▶
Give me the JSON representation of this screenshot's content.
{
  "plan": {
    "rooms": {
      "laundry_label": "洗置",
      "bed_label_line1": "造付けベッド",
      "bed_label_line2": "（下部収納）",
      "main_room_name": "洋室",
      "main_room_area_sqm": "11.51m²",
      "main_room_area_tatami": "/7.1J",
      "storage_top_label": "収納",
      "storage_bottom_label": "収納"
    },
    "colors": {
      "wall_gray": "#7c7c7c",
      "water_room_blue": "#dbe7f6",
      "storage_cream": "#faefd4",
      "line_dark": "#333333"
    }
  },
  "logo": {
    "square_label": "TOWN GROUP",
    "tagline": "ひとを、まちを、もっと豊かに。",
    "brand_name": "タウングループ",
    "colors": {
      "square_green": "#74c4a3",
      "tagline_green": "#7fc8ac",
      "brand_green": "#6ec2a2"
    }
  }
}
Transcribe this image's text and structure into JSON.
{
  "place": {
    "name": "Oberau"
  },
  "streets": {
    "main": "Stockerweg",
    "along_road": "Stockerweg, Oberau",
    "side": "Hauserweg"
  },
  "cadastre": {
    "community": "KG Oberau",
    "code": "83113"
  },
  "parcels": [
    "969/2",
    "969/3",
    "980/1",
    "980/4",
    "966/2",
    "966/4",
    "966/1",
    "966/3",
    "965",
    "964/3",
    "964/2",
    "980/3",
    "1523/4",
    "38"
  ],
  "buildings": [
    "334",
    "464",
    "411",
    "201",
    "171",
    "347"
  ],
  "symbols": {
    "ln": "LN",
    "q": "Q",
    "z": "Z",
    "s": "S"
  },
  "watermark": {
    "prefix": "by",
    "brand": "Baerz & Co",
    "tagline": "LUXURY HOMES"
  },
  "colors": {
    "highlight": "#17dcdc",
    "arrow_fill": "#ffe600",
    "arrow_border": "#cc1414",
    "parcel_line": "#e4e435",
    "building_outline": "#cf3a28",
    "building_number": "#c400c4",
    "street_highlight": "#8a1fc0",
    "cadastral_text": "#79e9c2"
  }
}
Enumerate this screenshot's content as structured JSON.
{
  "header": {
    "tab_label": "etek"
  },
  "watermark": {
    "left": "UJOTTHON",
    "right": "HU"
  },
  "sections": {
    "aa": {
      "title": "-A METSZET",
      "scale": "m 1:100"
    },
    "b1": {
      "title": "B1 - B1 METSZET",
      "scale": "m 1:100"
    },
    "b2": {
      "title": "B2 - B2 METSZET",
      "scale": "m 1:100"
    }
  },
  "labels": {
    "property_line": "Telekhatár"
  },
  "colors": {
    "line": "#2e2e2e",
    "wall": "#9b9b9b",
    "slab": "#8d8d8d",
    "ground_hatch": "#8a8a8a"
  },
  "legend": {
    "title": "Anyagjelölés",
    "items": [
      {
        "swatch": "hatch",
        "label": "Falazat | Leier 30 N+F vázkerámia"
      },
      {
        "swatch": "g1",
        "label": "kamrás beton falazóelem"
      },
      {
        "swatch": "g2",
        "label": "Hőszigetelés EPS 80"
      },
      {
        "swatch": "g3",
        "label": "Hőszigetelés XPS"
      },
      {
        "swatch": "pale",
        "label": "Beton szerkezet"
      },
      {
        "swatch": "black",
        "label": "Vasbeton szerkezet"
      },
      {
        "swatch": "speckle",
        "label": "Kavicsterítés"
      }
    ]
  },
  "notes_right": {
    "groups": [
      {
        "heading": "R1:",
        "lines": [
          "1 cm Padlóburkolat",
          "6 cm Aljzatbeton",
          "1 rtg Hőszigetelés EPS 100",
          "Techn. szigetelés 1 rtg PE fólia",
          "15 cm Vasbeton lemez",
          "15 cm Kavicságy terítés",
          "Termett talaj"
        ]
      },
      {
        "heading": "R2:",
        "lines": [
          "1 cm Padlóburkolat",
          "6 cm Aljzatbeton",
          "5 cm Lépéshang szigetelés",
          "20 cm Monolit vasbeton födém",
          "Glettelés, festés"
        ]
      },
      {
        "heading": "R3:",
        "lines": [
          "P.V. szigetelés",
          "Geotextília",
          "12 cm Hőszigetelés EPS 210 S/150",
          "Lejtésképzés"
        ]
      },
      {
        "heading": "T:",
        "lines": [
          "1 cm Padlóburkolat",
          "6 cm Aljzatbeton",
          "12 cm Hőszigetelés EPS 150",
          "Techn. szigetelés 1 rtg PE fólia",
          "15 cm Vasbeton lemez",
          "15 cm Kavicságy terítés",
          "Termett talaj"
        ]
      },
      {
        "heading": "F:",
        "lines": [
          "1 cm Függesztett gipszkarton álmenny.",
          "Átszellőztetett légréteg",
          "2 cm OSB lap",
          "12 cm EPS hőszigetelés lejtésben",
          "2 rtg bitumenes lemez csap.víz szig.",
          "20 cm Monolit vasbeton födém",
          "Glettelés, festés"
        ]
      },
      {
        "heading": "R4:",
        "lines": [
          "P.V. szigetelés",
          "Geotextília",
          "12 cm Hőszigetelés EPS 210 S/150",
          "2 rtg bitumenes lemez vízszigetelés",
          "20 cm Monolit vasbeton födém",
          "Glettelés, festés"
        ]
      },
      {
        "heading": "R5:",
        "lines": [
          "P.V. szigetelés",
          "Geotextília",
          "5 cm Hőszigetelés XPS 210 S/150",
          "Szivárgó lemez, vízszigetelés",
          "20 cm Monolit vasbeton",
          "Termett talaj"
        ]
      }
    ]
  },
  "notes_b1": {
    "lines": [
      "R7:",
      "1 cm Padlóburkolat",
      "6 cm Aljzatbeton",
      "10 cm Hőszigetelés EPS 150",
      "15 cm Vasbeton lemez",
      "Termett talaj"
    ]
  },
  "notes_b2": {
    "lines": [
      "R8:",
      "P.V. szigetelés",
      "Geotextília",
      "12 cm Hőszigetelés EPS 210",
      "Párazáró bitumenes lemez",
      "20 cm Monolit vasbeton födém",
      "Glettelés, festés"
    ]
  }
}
◀
- [Goal]
Every entry in the listing must be retyped exactly.

- [Response below]
Give me the JSON representation of this screenshot's content.
{
  "plan": {
    "rooms": {
      "laundry_label": "洗置",
      "bed_label_line1": "造付けベッド",
      "bed_label_line2": "（下部収納）",
      "main_room_name": "洋室",
      "main_room_area_sqm": "11.51m²",
      "main_room_area_tatami": "/7.1J",
      "storage_top_label": "収納",
      "storage_bottom_label": "収納"
    },
    "colors": {
      "wall_gray": "#7c7c7c",
      "water_room_blue": "#dbe7f6",
      "storage_cream": "#faefd4",
      "line_dark": "#333333"
    }
  },
  "logo": {
    "square_label": "TOWN GROUP",
    "tagline": "ひとを、まちを、もっと豊かに。",
    "brand_name": "タウングループ",
    "colors": {
      "square_green": "#74c4a3",
      "tagline_green": "#7fc8ac",
      "brand_green": "#6ec2a2"
    }
  }
}
Transcribe this image's text and structure into JSON.
{
  "place": {
    "name": "Oberau"
  },
  "streets": {
    "main": "Stockerweg",
    "along_road": "Stockerweg, Oberau",
    "side": "Hauserweg"
  },
  "cadastre": {
    "community": "KG Oberau",
    "code": "83113"
  },
  "parcels": [
    "969/2",
    "969/3",
    "980/1",
    "980/4",
    "966/2",
    "966/4",
    "966/1",
    "966/3",
    "965",
    "964/3",
    "964/2",
    "980/3",
    "1523/4",
    "38"
  ],
  "buildings": [
    "334",
    "464",
    "411",
    "201",
    "171",
    "347"
  ],
  "symbols": {
    "ln": "LN",
    "q": "Q",
    "z": "Z",
    "s": "S"
  },
  "watermark": {
    "prefix": "by",
    "brand": "Baerz & Co",
    "tagline": "LUXURY HOMES"
  },
  "colors": {
    "highlight": "#17dcdc",
    "arrow_fill": "#ffe600",
    "arrow_border": "#cc1414",
    "parcel_line": "#e4e435",
    "building_outline": "#cf3a28",
    "building_number": "#c400c4",
    "street_highlight": "#8a1fc0",
    "cadastral_text": "#79e9c2"
  }
}
Enumerate this screenshot's content as structured JSON.
{
  "header": {
    "tab_label": "etek"
  },
  "watermark": {
    "left": "UJOTTHON",
    "right": "HU"
  },
  "sections": {
    "aa": {
      "title": "-A METSZET",
      "scale": "m 1:100"
    },
    "b1": {
      "title": "B1 - B1 METSZET",
      "scale": "m 1:100"
    },
    "b2": {
      "title": "B2 - B2 METSZET",
      "scale": "m 1:100"
    }
  },
  "labels": {
    "property_line": "Telekhatár"
  },
  "colors": {
    "line": "#2e2e2e",
    "wall": "#9b9b9b",
    "slab": "#8d8d8d",
    "ground_hatch": "#8a8a8a"
  },
  "legend": {
    "title": "Anyagjelölés",
    "items": [
      {
        "swatch": "hatch",
        "label": "Falazat | Leier 30 N+F vázkerámia"
      },
      {
        "swatch": "g1",
        "label": "kamrás beton falazóelem"
      },
      {
        "swatch": "g2",
        "label": "Hőszigetelés EPS 80"
      },
      {
        "swatch": "g3",
        "label": "Hőszigetelés XPS"
      },
      {
        "swatch": "pale",
        "label": "Beton szerkezet"
      },
      {
        "swatch": "black",
        "label": "Vasbeton szerkezet"
      },
      {
        "swatch": "speckle",
        "label": "Kavicsterítés"
      }
    ]
  },
  "notes_right": {
    "groups": [
      {
        "heading": "R1:",
        "lines": [
          "1 cm Padlóburkolat",
          "6 cm Aljzatbeton",
          "1 rtg Hőszigetelés EPS 100",
          "Techn. szigetelés 1 rtg PE fólia",
          "15 cm Vasbeton lemez",
          "15 cm Kavicságy terítés",
          "Termett talaj"
        ]
      },
      {
        "heading": "R2:",
        "lines": [
          "1 cm Padlóburkolat",
          "6 cm Aljzatbeton",
          "5 cm Lépéshang szigetelés",
          "20 cm Monolit vasbeton födém",
          "Glettelés, festés"
        ]
      },
      {
        "heading": "R3:",
        "lines": [
          "P.V. szigetelés",
          "Geotextília",
          "12 cm Hőszigetelés EPS 210 S/150",
          "Lejtésképzés"
        ]
      },
      {
        "heading": "T:",
        "lines": [
          "1 cm Padlóburkolat",
          "6 cm Aljzatbeton",
          "12 cm Hőszigetelés EPS 150",
          "Techn. szigetelés 1 rtg PE fólia",
          "15 cm Vasbeton lemez",
          "15 cm Kavicságy terítés",
          "Termett talaj"
        ]
      },
      {
        "heading": "F:",
        "lines": [
          "1 cm Függesztett gipszkarton álmenny.",
          "Átszellőztetett légréteg",
          "2 cm OSB lap",
          "12 cm EPS hőszigetelés lejtésben",
          "2 rtg bitumenes lemez csap.víz szig.",
          "20 cm Monolit vasbeton födém",
          "Glettelés, festés"
        ]
      },
      {
        "heading": "R4:",
        "lines": [
          "P.V. szigetelés",
          "Geotextília",
          "12 cm Hőszigetelés EPS 210 S/150",
          "2 rtg bitumenes lemez vízszigetelés",
          "20 cm Monolit vasbeton födém",
          "Glettelés, festés"
        ]
      },
      {
        "heading": "R5:",
        "lines": [
          "P.V. szigetelés",
          "Geotextília",
          "5 cm Hőszigetelés XPS 210 S/150",
          "Szivárgó lemez, vízszigetelés",
          "20 cm Monolit vasbeton",
          "Termett talaj"
        ]
      }
    ]
  },
  "notes_b1": {
    "lines": [
      "R7:",
      "1 cm Padlóburkolat",
      "6 cm Aljzatbeton",
      "10 cm Hőszigetelés EPS 150",
      "15 cm Vasbeton lemez",
      "Termett talaj"
    ]
  },
  "notes_b2": {
    "lines": [
      "R8:",
      "P.V. szigetelés",
      "Geotextília",
      "12 cm Hőszigetelés EPS 210",
      "Párazáró bitumenes lemez",
      "20 cm Monolit vasbeton födém",
      "Glettelés, festés"
    ]
  }
}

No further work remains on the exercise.